YOUR TASK:
Look through the data below. Show each line where the string "color" occurs.

EXTRACTED INFORMATION:
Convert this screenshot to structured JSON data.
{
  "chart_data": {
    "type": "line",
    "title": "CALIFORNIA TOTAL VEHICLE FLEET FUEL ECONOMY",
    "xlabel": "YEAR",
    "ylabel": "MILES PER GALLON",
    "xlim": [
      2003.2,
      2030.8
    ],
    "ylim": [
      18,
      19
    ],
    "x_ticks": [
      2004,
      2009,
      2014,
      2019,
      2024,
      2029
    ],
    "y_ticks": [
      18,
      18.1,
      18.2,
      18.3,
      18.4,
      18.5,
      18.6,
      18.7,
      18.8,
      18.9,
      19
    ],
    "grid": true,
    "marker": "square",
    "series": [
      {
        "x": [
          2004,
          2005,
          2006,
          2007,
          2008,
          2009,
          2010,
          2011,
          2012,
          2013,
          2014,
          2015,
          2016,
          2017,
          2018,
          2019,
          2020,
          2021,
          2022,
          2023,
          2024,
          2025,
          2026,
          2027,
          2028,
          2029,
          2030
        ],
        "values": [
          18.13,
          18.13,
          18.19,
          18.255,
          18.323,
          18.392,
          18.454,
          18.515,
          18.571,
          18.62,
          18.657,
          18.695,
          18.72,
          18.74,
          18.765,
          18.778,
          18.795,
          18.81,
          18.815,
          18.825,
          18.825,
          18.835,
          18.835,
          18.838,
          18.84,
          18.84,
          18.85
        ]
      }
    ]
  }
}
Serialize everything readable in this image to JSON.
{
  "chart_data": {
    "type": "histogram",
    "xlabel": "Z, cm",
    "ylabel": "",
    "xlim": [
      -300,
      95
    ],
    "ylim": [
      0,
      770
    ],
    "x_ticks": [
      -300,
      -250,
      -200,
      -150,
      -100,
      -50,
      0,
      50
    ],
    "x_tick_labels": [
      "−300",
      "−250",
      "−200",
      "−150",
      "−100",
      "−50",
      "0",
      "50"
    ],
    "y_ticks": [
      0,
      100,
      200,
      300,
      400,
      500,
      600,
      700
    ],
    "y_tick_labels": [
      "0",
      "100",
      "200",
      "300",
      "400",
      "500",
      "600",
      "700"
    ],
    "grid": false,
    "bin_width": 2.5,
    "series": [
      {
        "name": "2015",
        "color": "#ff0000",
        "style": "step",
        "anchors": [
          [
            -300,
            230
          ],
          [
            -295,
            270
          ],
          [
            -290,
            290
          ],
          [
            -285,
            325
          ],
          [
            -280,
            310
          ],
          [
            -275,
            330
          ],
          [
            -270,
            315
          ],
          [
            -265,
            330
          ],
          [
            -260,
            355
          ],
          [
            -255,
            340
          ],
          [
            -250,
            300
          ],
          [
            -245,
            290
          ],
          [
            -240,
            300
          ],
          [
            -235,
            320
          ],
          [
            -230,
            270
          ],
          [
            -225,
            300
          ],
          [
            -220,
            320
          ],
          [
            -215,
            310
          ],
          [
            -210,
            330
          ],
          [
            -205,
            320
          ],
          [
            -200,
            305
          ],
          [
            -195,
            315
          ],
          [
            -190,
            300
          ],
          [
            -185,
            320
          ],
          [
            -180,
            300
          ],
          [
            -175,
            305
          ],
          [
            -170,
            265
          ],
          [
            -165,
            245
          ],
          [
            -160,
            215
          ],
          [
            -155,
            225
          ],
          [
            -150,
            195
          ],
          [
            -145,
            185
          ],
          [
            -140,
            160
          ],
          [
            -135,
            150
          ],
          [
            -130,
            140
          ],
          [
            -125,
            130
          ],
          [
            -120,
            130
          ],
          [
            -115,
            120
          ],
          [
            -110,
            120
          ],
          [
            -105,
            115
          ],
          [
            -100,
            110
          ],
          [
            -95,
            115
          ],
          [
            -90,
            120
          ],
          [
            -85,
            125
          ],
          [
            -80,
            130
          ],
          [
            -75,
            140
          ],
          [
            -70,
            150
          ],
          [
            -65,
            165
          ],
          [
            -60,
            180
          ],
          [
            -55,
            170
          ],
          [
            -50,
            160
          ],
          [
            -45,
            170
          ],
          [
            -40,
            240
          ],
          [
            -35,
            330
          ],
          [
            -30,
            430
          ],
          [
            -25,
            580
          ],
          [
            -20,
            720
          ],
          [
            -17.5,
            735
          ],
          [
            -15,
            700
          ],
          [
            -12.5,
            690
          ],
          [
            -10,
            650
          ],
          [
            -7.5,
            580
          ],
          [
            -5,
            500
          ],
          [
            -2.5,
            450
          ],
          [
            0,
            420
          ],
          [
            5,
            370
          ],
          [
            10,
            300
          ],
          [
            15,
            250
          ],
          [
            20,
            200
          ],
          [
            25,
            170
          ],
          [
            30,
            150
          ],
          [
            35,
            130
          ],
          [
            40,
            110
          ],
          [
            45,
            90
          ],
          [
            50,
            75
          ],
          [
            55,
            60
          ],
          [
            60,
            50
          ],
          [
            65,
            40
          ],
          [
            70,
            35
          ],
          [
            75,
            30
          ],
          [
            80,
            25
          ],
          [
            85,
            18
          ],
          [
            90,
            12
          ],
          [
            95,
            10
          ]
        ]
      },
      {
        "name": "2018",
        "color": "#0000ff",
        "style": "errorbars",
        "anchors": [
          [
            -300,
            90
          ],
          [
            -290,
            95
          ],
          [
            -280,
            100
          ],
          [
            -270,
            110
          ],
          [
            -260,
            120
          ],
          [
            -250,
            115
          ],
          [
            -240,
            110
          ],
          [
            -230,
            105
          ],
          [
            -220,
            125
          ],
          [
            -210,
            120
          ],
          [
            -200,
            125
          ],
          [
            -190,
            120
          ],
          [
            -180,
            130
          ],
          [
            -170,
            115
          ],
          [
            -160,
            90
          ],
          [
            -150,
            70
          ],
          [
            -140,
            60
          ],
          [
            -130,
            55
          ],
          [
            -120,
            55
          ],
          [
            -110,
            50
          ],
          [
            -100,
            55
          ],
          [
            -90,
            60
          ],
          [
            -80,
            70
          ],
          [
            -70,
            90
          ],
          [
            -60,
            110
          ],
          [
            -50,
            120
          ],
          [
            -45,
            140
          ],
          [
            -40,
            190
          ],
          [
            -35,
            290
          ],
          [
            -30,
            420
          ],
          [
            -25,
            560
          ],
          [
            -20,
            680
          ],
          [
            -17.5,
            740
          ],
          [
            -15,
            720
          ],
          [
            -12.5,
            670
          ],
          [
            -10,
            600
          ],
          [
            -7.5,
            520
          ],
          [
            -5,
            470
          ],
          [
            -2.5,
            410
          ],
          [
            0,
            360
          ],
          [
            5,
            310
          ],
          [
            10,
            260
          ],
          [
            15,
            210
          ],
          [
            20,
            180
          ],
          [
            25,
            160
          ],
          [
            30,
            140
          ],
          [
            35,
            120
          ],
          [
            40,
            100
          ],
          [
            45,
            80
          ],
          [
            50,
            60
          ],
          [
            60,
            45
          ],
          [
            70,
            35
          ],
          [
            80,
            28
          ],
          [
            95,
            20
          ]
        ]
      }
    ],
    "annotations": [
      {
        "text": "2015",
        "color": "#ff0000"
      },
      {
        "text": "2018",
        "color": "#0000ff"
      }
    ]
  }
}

EXERCISE OUTPUT:
        "color": "#ff0000",
        "color": "#0000ff",
        "color": "#ff0000"
        "color": "#0000ff"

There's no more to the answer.